:: YOUR OBJECTIVE ::
Write the data out again exactly, dropping any images it holds.

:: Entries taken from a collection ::

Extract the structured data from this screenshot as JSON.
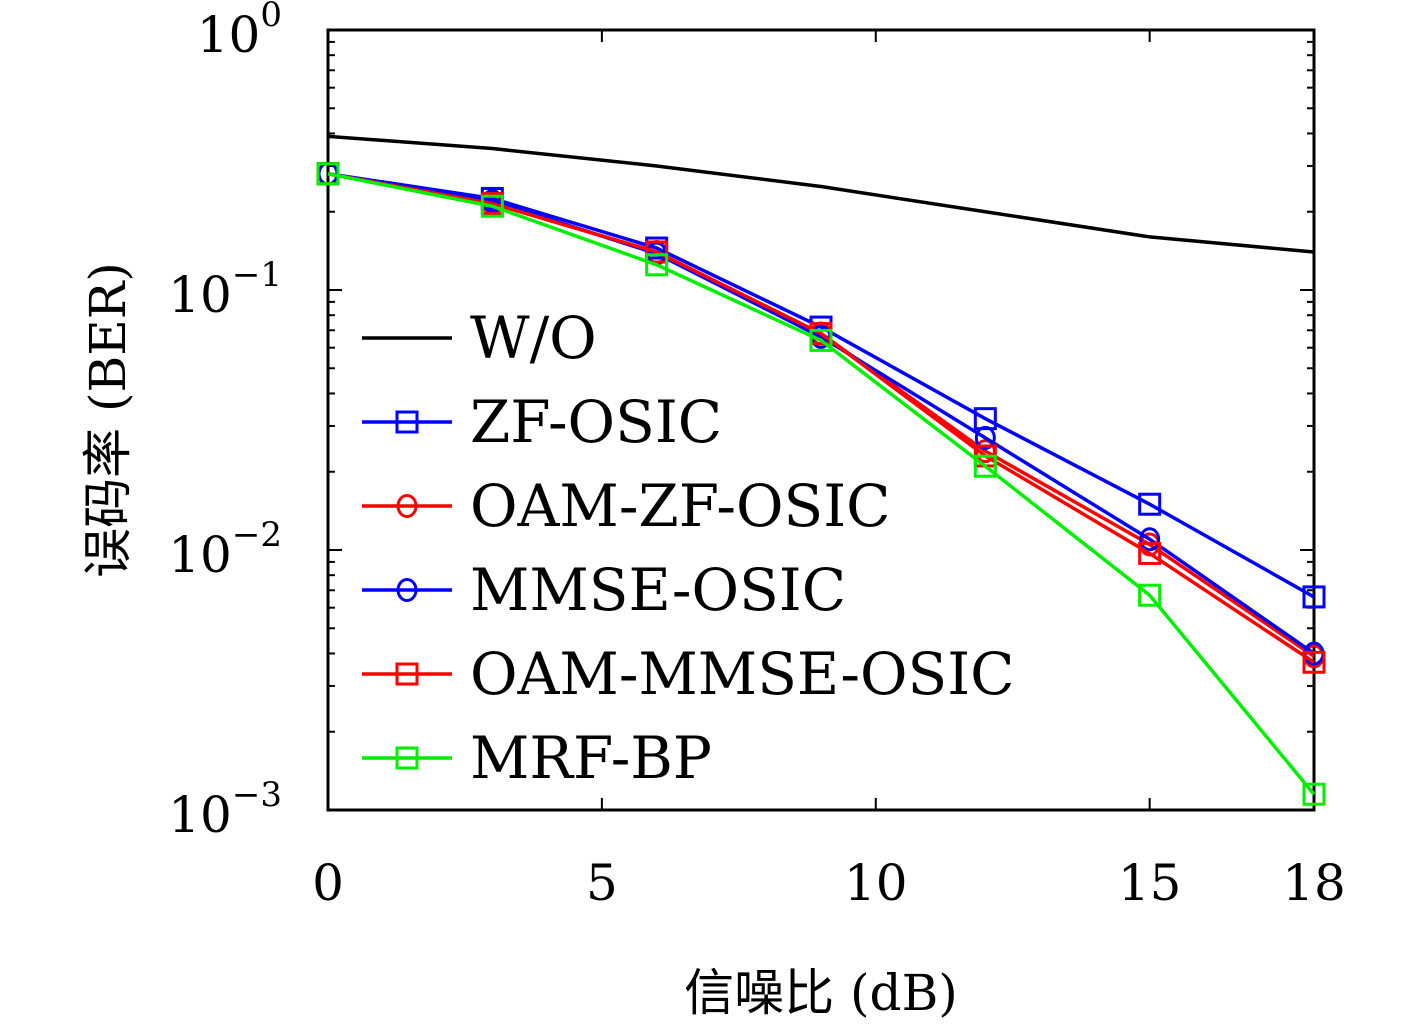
{
  "chart_data": {
    "type": "line",
    "xlabel": "信噪比 (dB)",
    "ylabel": "误码率 (BER)",
    "x": [
      0,
      3,
      6,
      9,
      12,
      15,
      18
    ],
    "xlim": [
      0,
      18
    ],
    "xticks": [
      0,
      5,
      10,
      15,
      18
    ],
    "xtick_labels": [
      "0",
      "5",
      "10",
      "15",
      "18"
    ],
    "ylim": [
      0.001,
      1
    ],
    "yscale": "log",
    "yticks": [
      {
        "value": 1,
        "base": "10",
        "exp": "0"
      },
      {
        "value": 0.1,
        "base": "10",
        "exp": "−1"
      },
      {
        "value": 0.01,
        "base": "10",
        "exp": "−2"
      },
      {
        "value": 0.001,
        "base": "10",
        "exp": "−3"
      }
    ],
    "grid": false,
    "legend_position": "center-left",
    "series": [
      {
        "name": "W/O",
        "color": "#000000",
        "marker": "none",
        "values": [
          0.39,
          0.35,
          0.3,
          0.25,
          0.2,
          0.16,
          0.14
        ]
      },
      {
        "name": "ZF-OSIC",
        "color": "#0000ff",
        "marker": "square",
        "values": [
          0.28,
          0.225,
          0.145,
          0.072,
          0.032,
          0.015,
          0.0066
        ]
      },
      {
        "name": "OAM-ZF-OSIC",
        "color": "#ff0000",
        "marker": "circle",
        "values": [
          0.28,
          0.215,
          0.14,
          0.068,
          0.024,
          0.0105,
          0.0039
        ]
      },
      {
        "name": "MMSE-OSIC",
        "color": "#0000ff",
        "marker": "circle",
        "values": [
          0.28,
          0.22,
          0.138,
          0.066,
          0.027,
          0.011,
          0.004
        ]
      },
      {
        "name": "OAM-MMSE-OSIC",
        "color": "#ff0000",
        "marker": "square",
        "values": [
          0.28,
          0.215,
          0.14,
          0.068,
          0.023,
          0.0097,
          0.0037
        ]
      },
      {
        "name": "MRF-BP",
        "color": "#00ee00",
        "marker": "square",
        "values": [
          0.28,
          0.21,
          0.125,
          0.064,
          0.021,
          0.0067,
          0.00115
        ]
      }
    ]
  }
}
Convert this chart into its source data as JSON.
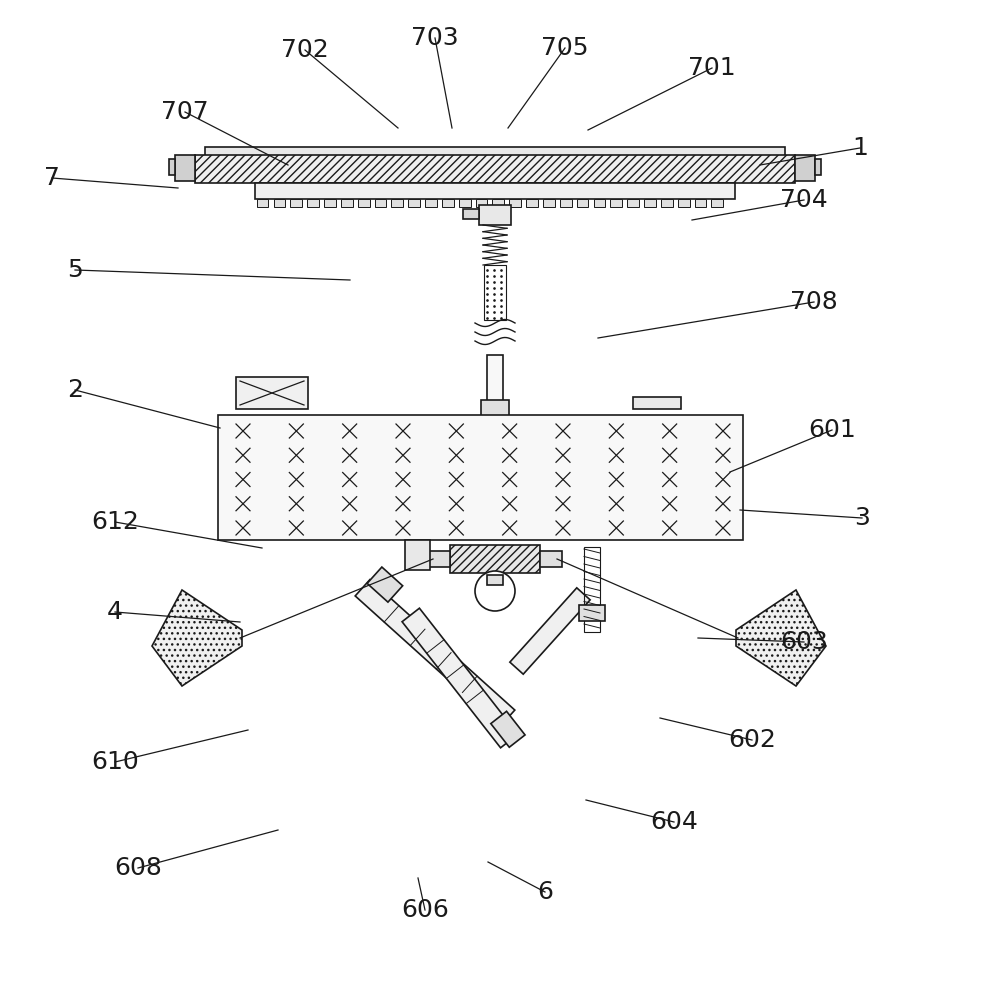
{
  "bg_color": "#ffffff",
  "line_color": "#1a1a1a",
  "figsize": [
    9.96,
    10.0
  ],
  "dpi": 100,
  "label_configs": [
    [
      "1",
      860,
      148,
      760,
      165
    ],
    [
      "2",
      75,
      390,
      220,
      428
    ],
    [
      "3",
      862,
      518,
      740,
      510
    ],
    [
      "4",
      115,
      612,
      240,
      622
    ],
    [
      "5",
      75,
      270,
      350,
      280
    ],
    [
      "6",
      545,
      892,
      488,
      862
    ],
    [
      "7",
      52,
      178,
      178,
      188
    ],
    [
      "601",
      832,
      430,
      730,
      472
    ],
    [
      "602",
      752,
      740,
      660,
      718
    ],
    [
      "603",
      804,
      642,
      698,
      638
    ],
    [
      "604",
      674,
      822,
      586,
      800
    ],
    [
      "606",
      425,
      910,
      418,
      878
    ],
    [
      "608",
      138,
      868,
      278,
      830
    ],
    [
      "610",
      115,
      762,
      248,
      730
    ],
    [
      "612",
      115,
      522,
      262,
      548
    ],
    [
      "701",
      712,
      68,
      588,
      130
    ],
    [
      "702",
      305,
      50,
      398,
      128
    ],
    [
      "703",
      435,
      38,
      452,
      128
    ],
    [
      "704",
      804,
      200,
      692,
      220
    ],
    [
      "705",
      565,
      48,
      508,
      128
    ],
    [
      "707",
      185,
      112,
      288,
      165
    ],
    [
      "708",
      814,
      302,
      598,
      338
    ]
  ]
}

:: FINISHED EXERCISE ::
Extract the structured data from this screenshot as JSON.
{
  "chart_data": {
    "type": "line",
    "xlabel": "信噪比 (dB)",
    "ylabel": "误码率 (BER)",
    "x": [
      0,
      3,
      6,
      9,
      12,
      15,
      18
    ],
    "xlim": [
      0,
      18
    ],
    "xticks": [
      0,
      5,
      10,
      15,
      18
    ],
    "xtick_labels": [
      "0",
      "5",
      "10",
      "15",
      "18"
    ],
    "ylim": [
      0.001,
      1
    ],
    "yscale": "log",
    "yticks": [
      {
        "value": 1,
        "base": "10",
        "exp": "0"
      },
      {
        "value": 0.1,
        "base": "10",
        "exp": "−1"
      },
      {
        "value": 0.01,
        "base": "10",
        "exp": "−2"
      },
      {
        "value": 0.001,
        "base": "10",
        "exp": "−3"
      }
    ],
    "grid": false,
    "legend_position": "center-left",
    "series": [
      {
        "name": "W/O",
        "color": "#000000",
        "marker": "none",
        "values": [
          0.39,
          0.35,
          0.3,
          0.25,
          0.2,
          0.16,
          0.14
        ]
      },
      {
        "name": "ZF-OSIC",
        "color": "#0000ff",
        "marker": "square",
        "values": [
          0.28,
          0.225,
          0.145,
          0.072,
          0.032,
          0.015,
          0.0066
        ]
      },
      {
        "name": "OAM-ZF-OSIC",
        "color": "#ff0000",
        "marker": "circle",
        "values": [
          0.28,
          0.215,
          0.14,
          0.068,
          0.024,
          0.0105,
          0.0039
        ]
      },
      {
        "name": "MMSE-OSIC",
        "color": "#0000ff",
        "marker": "circle",
        "values": [
          0.28,
          0.22,
          0.138,
          0.066,
          0.027,
          0.011,
          0.004
        ]
      },
      {
        "name": "OAM-MMSE-OSIC",
        "color": "#ff0000",
        "marker": "square",
        "values": [
          0.28,
          0.215,
          0.14,
          0.068,
          0.023,
          0.0097,
          0.0037
        ]
      },
      {
        "name": "MRF-BP",
        "color": "#00ee00",
        "marker": "square",
        "values": [
          0.28,
          0.21,
          0.125,
          0.064,
          0.021,
          0.0067,
          0.00115
        ]
      }
    ]
  }
}
Convert this chart into its source data as JSON.
{
  "bg_color": "#ffffff",
  "line_color": "#1a1a1a",
  "figsize": [
    9.96,
    10.0
  ],
  "dpi": 100,
  "label_configs": [
    [
      "1",
      860,
      148,
      760,
      165
    ],
    [
      "2",
      75,
      390,
      220,
      428
    ],
    [
      "3",
      862,
      518,
      740,
      510
    ],
    [
      "4",
      115,
      612,
      240,
      622
    ],
    [
      "5",
      75,
      270,
      350,
      280
    ],
    [
      "6",
      545,
      892,
      488,
      862
    ],
    [
      "7",
      52,
      178,
      178,
      188
    ],
    [
      "601",
      832,
      430,
      730,
      472
    ],
    [
      "602",
      752,
      740,
      660,
      718
    ],
    [
      "603",
      804,
      642,
      698,
      638
    ],
    [
      "604",
      674,
      822,
      586,
      800
    ],
    [
      "606",
      425,
      910,
      418,
      878
    ],
    [
      "608",
      138,
      868,
      278,
      830
    ],
    [
      "610",
      115,
      762,
      248,
      730
    ],
    [
      "612",
      115,
      522,
      262,
      548
    ],
    [
      "701",
      712,
      68,
      588,
      130
    ],
    [
      "702",
      305,
      50,
      398,
      128
    ],
    [
      "703",
      435,
      38,
      452,
      128
    ],
    [
      "704",
      804,
      200,
      692,
      220
    ],
    [
      "705",
      565,
      48,
      508,
      128
    ],
    [
      "707",
      185,
      112,
      288,
      165
    ],
    [
      "708",
      814,
      302,
      598,
      338
    ]
  ]
}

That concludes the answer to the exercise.